[start of Data provided]

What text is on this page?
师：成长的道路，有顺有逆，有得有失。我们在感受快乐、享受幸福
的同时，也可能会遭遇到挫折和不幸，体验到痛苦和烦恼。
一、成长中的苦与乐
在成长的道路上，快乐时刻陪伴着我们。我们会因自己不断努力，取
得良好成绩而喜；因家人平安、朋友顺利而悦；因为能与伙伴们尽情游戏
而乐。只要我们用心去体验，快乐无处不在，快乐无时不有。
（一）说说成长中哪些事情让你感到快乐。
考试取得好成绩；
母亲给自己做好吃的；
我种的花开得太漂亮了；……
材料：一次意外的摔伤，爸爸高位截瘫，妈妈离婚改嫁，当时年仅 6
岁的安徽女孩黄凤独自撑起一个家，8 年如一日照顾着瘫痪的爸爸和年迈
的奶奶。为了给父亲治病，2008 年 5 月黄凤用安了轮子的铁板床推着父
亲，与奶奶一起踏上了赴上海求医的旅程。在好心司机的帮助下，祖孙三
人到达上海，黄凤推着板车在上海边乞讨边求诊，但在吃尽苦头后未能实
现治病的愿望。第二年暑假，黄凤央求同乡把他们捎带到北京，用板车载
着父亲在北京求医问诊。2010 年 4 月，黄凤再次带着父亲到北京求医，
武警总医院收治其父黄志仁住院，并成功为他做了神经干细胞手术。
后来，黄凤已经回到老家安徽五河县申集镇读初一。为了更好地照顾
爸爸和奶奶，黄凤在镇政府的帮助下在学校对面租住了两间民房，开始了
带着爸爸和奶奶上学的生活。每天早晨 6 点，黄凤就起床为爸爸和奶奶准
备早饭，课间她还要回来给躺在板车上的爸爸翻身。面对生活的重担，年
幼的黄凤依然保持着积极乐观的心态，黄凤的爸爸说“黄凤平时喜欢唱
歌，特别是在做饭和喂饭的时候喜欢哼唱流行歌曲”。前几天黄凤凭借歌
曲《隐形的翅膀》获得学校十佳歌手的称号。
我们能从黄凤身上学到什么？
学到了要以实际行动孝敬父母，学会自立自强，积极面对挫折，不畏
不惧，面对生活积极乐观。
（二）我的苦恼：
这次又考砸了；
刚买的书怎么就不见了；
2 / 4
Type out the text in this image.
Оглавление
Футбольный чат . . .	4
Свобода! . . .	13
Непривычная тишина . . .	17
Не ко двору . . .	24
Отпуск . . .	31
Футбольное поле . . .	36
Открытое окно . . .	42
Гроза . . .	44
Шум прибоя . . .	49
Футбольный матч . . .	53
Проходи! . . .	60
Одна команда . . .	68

[end of Data provided]

What to work on
Output the records verbatim, from the first line to the last.

Solution to the problem
What text is on this page?
师：成长的道路，有顺有逆，有得有失。我们在感受快乐、享受幸福
的同时，也可能会遭遇到挫折和不幸，体验到痛苦和烦恼。
一、成长中的苦与乐
在成长的道路上，快乐时刻陪伴着我们。我们会因自己不断努力，取
得良好成绩而喜；因家人平安、朋友顺利而悦；因为能与伙伴们尽情游戏
而乐。只要我们用心去体验，快乐无处不在，快乐无时不有。
（一）说说成长中哪些事情让你感到快乐。
考试取得好成绩；
母亲给自己做好吃的；
我种的花开得太漂亮了；……
材料：一次意外的摔伤，爸爸高位截瘫，妈妈离婚改嫁，当时年仅 6
岁的安徽女孩黄凤独自撑起一个家，8 年如一日照顾着瘫痪的爸爸和年迈
的奶奶。为了给父亲治病，2008 年 5 月黄凤用安了轮子的铁板床推着父
亲，与奶奶一起踏上了赴上海求医的旅程。在好心司机的帮助下，祖孙三
人到达上海，黄凤推着板车在上海边乞讨边求诊，但在吃尽苦头后未能实
现治病的愿望。第二年暑假，黄凤央求同乡把他们捎带到北京，用板车载
着父亲在北京求医问诊。2010 年 4 月，黄凤再次带着父亲到北京求医，
武警总医院收治其父黄志仁住院，并成功为他做了神经干细胞手术。
后来，黄凤已经回到老家安徽五河县申集镇读初一。为了更好地照顾
爸爸和奶奶，黄凤在镇政府的帮助下在学校对面租住了两间民房，开始了
带着爸爸和奶奶上学的生活。每天早晨 6 点，黄凤就起床为爸爸和奶奶准
备早饭，课间她还要回来给躺在板车上的爸爸翻身。面对生活的重担，年
幼的黄凤依然保持着积极乐观的心态，黄凤的爸爸说“黄凤平时喜欢唱
歌，特别是在做饭和喂饭的时候喜欢哼唱流行歌曲”。前几天黄凤凭借歌
曲《隐形的翅膀》获得学校十佳歌手的称号。
我们能从黄凤身上学到什么？
学到了要以实际行动孝敬父母，学会自立自强，积极面对挫折，不畏
不惧，面对生活积极乐观。
（二）我的苦恼：
这次又考砸了；
刚买的书怎么就不见了；
2 / 4
Type out the text in this image.
Оглавление
Футбольный чат . . .	4
Свобода! . . .	13
Непривычная тишина . . .	17
Не ко двору . . .	24
Отпуск . . .	31
Футбольное поле . . .	36
Открытое окно . . .	42
Гроза . . .	44
Шум прибоя . . .	49
Футбольный матч . . .	53
Проходи! . . .	60
Одна команда . . .	68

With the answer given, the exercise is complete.